Exercise brief: Extract the full listing below without altering a single character.

Figure record extracts
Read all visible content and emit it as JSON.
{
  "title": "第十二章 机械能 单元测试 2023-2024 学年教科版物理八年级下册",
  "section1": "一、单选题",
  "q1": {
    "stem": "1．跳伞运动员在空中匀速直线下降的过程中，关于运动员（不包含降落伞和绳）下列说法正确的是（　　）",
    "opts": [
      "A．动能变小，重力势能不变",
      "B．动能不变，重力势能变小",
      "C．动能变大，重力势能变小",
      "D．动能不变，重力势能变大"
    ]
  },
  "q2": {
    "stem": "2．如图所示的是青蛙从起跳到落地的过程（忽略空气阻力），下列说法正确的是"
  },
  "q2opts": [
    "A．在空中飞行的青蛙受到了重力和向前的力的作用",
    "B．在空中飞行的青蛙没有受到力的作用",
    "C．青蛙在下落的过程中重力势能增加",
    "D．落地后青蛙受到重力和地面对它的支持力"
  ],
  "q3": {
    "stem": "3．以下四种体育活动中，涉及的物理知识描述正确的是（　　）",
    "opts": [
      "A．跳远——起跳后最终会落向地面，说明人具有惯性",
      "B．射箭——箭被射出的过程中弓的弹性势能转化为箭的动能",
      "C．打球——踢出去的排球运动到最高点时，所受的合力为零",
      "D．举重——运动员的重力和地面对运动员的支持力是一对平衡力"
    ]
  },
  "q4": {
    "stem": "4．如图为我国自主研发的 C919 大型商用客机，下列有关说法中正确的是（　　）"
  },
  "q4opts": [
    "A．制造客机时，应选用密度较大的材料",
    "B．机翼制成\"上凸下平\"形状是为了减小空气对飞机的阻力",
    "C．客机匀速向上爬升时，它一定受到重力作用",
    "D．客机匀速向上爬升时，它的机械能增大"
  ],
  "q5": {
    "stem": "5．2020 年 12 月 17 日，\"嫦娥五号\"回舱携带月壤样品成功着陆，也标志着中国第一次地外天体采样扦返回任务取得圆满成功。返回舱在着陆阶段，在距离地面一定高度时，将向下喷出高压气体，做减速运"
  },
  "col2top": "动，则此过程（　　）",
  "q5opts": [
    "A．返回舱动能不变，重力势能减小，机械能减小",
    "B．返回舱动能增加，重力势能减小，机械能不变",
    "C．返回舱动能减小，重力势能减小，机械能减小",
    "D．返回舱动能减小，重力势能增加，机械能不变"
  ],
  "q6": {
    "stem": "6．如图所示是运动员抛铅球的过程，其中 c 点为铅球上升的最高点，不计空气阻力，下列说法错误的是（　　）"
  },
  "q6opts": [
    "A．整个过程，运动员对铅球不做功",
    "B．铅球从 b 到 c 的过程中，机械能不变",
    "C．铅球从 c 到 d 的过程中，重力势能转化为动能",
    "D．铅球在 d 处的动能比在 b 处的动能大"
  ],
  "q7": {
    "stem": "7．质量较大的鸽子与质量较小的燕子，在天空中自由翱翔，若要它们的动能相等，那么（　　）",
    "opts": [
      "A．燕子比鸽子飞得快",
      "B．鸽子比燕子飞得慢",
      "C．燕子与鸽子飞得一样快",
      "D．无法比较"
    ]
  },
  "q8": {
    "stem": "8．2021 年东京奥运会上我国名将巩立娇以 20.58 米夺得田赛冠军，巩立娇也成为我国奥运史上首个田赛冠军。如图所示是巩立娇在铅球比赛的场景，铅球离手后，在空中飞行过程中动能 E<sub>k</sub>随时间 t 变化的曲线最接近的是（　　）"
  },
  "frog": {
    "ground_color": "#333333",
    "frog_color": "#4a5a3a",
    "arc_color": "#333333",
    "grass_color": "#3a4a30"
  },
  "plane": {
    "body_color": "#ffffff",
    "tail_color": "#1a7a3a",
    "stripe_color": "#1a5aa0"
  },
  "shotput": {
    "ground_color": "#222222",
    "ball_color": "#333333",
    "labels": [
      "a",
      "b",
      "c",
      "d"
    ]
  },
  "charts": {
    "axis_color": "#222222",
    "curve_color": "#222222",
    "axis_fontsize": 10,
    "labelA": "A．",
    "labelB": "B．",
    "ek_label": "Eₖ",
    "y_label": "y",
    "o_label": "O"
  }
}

The response:
Read all visible content and emit it as JSON.
{
  "title": "第十二章 机械能 单元测试 2023-2024 学年教科版物理八年级下册",
  "section1": "一、单选题",
  "q1": {
    "stem": "1．跳伞运动员在空中匀速直线下降的过程中，关于运动员（不包含降落伞和绳）下列说法正确的是（　　）",
    "opts": [
      "A．动能变小，重力势能不变",
      "B．动能不变，重力势能变小",
      "C．动能变大，重力势能变小",
      "D．动能不变，重力势能变大"
    ]
  },
  "q2": {
    "stem": "2．如图所示的是青蛙从起跳到落地的过程（忽略空气阻力），下列说法正确的是"
  },
  "q2opts": [
    "A．在空中飞行的青蛙受到了重力和向前的力的作用",
    "B．在空中飞行的青蛙没有受到力的作用",
    "C．青蛙在下落的过程中重力势能增加",
    "D．落地后青蛙受到重力和地面对它的支持力"
  ],
  "q3": {
    "stem": "3．以下四种体育活动中，涉及的物理知识描述正确的是（　　）",
    "opts": [
      "A．跳远——起跳后最终会落向地面，说明人具有惯性",
      "B．射箭——箭被射出的过程中弓的弹性势能转化为箭的动能",
      "C．打球——踢出去的排球运动到最高点时，所受的合力为零",
      "D．举重——运动员的重力和地面对运动员的支持力是一对平衡力"
    ]
  },
  "q4": {
    "stem": "4．如图为我国自主研发的 C919 大型商用客机，下列有关说法中正确的是（　　）"
  },
  "q4opts": [
    "A．制造客机时，应选用密度较大的材料",
    "B．机翼制成\"上凸下平\"形状是为了减小空气对飞机的阻力",
    "C．客机匀速向上爬升时，它一定受到重力作用",
    "D．客机匀速向上爬升时，它的机械能增大"
  ],
  "q5": {
    "stem": "5．2020 年 12 月 17 日，\"嫦娥五号\"回舱携带月壤样品成功着陆，也标志着中国第一次地外天体采样扦返回任务取得圆满成功。返回舱在着陆阶段，在距离地面一定高度时，将向下喷出高压气体，做减速运"
  },
  "col2top": "动，则此过程（　　）",
  "q5opts": [
    "A．返回舱动能不变，重力势能减小，机械能减小",
    "B．返回舱动能增加，重力势能减小，机械能不变",
    "C．返回舱动能减小，重力势能减小，机械能减小",
    "D．返回舱动能减小，重力势能增加，机械能不变"
  ],
  "q6": {
    "stem": "6．如图所示是运动员抛铅球的过程，其中 c 点为铅球上升的最高点，不计空气阻力，下列说法错误的是（　　）"
  },
  "q6opts": [
    "A．整个过程，运动员对铅球不做功",
    "B．铅球从 b 到 c 的过程中，机械能不变",
    "C．铅球从 c 到 d 的过程中，重力势能转化为动能",
    "D．铅球在 d 处的动能比在 b 处的动能大"
  ],
  "q7": {
    "stem": "7．质量较大的鸽子与质量较小的燕子，在天空中自由翱翔，若要它们的动能相等，那么（　　）",
    "opts": [
      "A．燕子比鸽子飞得快",
      "B．鸽子比燕子飞得慢",
      "C．燕子与鸽子飞得一样快",
      "D．无法比较"
    ]
  },
  "q8": {
    "stem": "8．2021 年东京奥运会上我国名将巩立娇以 20.58 米夺得田赛冠军，巩立娇也成为我国奥运史上首个田赛冠军。如图所示是巩立娇在铅球比赛的场景，铅球离手后，在空中飞行过程中动能 E<sub>k</sub>随时间 t 变化的曲线最接近的是（　　）"
  },
  "frog": {
    "ground_color": "#333333",
    "frog_color": "#4a5a3a",
    "arc_color": "#333333",
    "grass_color": "#3a4a30"
  },
  "plane": {
    "body_color": "#ffffff",
    "tail_color": "#1a7a3a",
    "stripe_color": "#1a5aa0"
  },
  "shotput": {
    "ground_color": "#222222",
    "ball_color": "#333333",
    "labels": [
      "a",
      "b",
      "c",
      "d"
    ]
  },
  "charts": {
    "axis_color": "#222222",
    "curve_color": "#222222",
    "axis_fontsize": 10,
    "labelA": "A．",
    "labelB": "B．",
    "ek_label": "Eₖ",
    "y_label": "y",
    "o_label": "O"
  }
}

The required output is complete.